● PROMPT:
Will you print the material below without altering a single character?

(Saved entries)
_ _ _
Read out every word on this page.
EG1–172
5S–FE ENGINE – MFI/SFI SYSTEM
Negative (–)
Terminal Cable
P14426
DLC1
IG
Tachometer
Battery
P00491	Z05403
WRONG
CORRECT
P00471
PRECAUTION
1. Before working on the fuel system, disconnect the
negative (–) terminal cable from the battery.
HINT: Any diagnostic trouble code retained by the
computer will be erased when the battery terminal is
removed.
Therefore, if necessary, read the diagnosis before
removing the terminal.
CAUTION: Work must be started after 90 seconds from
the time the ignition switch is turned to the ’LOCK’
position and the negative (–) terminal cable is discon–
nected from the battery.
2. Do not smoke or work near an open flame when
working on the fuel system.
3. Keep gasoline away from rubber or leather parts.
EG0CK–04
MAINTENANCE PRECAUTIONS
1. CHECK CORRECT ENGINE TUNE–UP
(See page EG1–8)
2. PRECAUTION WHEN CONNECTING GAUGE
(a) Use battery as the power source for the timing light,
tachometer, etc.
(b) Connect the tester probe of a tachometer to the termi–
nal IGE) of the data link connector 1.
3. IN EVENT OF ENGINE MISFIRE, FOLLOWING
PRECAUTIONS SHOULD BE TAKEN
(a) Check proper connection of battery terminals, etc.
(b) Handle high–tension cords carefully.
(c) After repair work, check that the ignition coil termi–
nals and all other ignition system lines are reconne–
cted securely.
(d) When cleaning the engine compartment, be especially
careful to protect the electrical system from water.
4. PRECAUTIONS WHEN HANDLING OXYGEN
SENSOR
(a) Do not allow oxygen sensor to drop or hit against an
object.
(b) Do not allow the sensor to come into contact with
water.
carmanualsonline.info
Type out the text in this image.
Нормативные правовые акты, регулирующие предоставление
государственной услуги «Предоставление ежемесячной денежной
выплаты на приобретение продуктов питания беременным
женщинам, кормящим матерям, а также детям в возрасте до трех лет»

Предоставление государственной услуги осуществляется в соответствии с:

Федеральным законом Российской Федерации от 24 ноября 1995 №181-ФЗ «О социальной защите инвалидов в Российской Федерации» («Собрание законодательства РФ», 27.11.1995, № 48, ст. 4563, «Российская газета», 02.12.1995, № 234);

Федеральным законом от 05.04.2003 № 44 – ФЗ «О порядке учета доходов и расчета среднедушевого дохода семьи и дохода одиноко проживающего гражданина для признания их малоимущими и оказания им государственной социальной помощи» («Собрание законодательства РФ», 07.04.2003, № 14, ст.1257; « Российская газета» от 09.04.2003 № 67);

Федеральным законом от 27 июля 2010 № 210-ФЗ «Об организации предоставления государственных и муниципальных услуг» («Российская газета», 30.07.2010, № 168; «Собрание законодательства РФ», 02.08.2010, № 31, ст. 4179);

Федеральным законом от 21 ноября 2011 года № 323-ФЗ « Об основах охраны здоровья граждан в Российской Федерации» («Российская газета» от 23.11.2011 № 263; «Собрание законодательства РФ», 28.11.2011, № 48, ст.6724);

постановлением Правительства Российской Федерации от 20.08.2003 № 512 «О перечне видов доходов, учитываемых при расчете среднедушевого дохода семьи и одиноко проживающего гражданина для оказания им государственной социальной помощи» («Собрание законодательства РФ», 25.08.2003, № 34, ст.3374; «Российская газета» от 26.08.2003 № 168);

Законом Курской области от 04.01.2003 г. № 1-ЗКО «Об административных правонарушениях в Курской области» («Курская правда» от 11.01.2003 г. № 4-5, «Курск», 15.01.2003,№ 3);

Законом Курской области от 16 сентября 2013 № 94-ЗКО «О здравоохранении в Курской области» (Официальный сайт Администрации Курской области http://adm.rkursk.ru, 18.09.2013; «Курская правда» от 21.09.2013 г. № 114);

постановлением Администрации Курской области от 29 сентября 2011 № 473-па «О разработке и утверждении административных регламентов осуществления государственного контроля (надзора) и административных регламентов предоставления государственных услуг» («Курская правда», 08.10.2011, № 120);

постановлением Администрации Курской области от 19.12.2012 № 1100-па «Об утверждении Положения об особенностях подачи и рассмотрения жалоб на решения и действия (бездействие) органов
_ _ _
● EXPECTED ANSWER:
Read out every word on this page.
EG1–172
5S–FE ENGINE – MFI/SFI SYSTEM
Negative (–)
Terminal Cable
P14426
DLC1
IG
Tachometer
Battery
P00491	Z05403
WRONG
CORRECT
P00471
PRECAUTION
1. Before working on the fuel system, disconnect the
negative (–) terminal cable from the battery.
HINT: Any diagnostic trouble code retained by the
computer will be erased when the battery terminal is
removed.
Therefore, if necessary, read the diagnosis before
removing the terminal.
CAUTION: Work must be started after 90 seconds from
the time the ignition switch is turned to the ’LOCK’
position and the negative (–) terminal cable is discon–
nected from the battery.
2. Do not smoke or work near an open flame when
working on the fuel system.
3. Keep gasoline away from rubber or leather parts.
EG0CK–04
MAINTENANCE PRECAUTIONS
1. CHECK CORRECT ENGINE TUNE–UP
(See page EG1–8)
2. PRECAUTION WHEN CONNECTING GAUGE
(a) Use battery as the power source for the timing light,
tachometer, etc.
(b) Connect the tester probe of a tachometer to the termi–
nal IGE) of the data link connector 1.
3. IN EVENT OF ENGINE MISFIRE, FOLLOWING
PRECAUTIONS SHOULD BE TAKEN
(a) Check proper connection of battery terminals, etc.
(b) Handle high–tension cords carefully.
(c) After repair work, check that the ignition coil termi–
nals and all other ignition system lines are reconne–
cted securely.
(d) When cleaning the engine compartment, be especially
careful to protect the electrical system from water.
4. PRECAUTIONS WHEN HANDLING OXYGEN
SENSOR
(a) Do not allow oxygen sensor to drop or hit against an
object.
(b) Do not allow the sensor to come into contact with
water.
carmanualsonline.info
Type out the text in this image.
Нормативные правовые акты, регулирующие предоставление
государственной услуги «Предоставление ежемесячной денежной
выплаты на приобретение продуктов питания беременным
женщинам, кормящим матерям, а также детям в возрасте до трех лет»

Предоставление государственной услуги осуществляется в соответствии с:

Федеральным законом Российской Федерации от 24 ноября 1995 №181-ФЗ «О социальной защите инвалидов в Российской Федерации» («Собрание законодательства РФ», 27.11.1995, № 48, ст. 4563, «Российская газета», 02.12.1995, № 234);

Федеральным законом от 05.04.2003 № 44 – ФЗ «О порядке учета доходов и расчета среднедушевого дохода семьи и дохода одиноко проживающего гражданина для признания их малоимущими и оказания им государственной социальной помощи» («Собрание законодательства РФ», 07.04.2003, № 14, ст.1257; « Российская газета» от 09.04.2003 № 67);

Федеральным законом от 27 июля 2010 № 210-ФЗ «Об организации предоставления государственных и муниципальных услуг» («Российская газета», 30.07.2010, № 168; «Собрание законодательства РФ», 02.08.2010, № 31, ст. 4179);

Федеральным законом от 21 ноября 2011 года № 323-ФЗ « Об основах охраны здоровья граждан в Российской Федерации» («Российская газета» от 23.11.2011 № 263; «Собрание законодательства РФ», 28.11.2011, № 48, ст.6724);

постановлением Правительства Российской Федерации от 20.08.2003 № 512 «О перечне видов доходов, учитываемых при расчете среднедушевого дохода семьи и одиноко проживающего гражданина для оказания им государственной социальной помощи» («Собрание законодательства РФ», 25.08.2003, № 34, ст.3374; «Российская газета» от 26.08.2003 № 168);

Законом Курской области от 04.01.2003 г. № 1-ЗКО «Об административных правонарушениях в Курской области» («Курская правда» от 11.01.2003 г. № 4-5, «Курск», 15.01.2003,№ 3);

Законом Курской области от 16 сентября 2013 № 94-ЗКО «О здравоохранении в Курской области» (Официальный сайт Администрации Курской области http://adm.rkursk.ru, 18.09.2013; «Курская правда» от 21.09.2013 г. № 114);

постановлением Администрации Курской области от 29 сентября 2011 № 473-па «О разработке и утверждении административных регламентов осуществления государственного контроля (надзора) и административных регламентов предоставления государственных услуг» («Курская правда», 08.10.2011, № 120);

постановлением Администрации Курской области от 19.12.2012 № 1100-па «Об утверждении Положения об особенностях подачи и рассмотрения жалоб на решения и действия (бездействие) органов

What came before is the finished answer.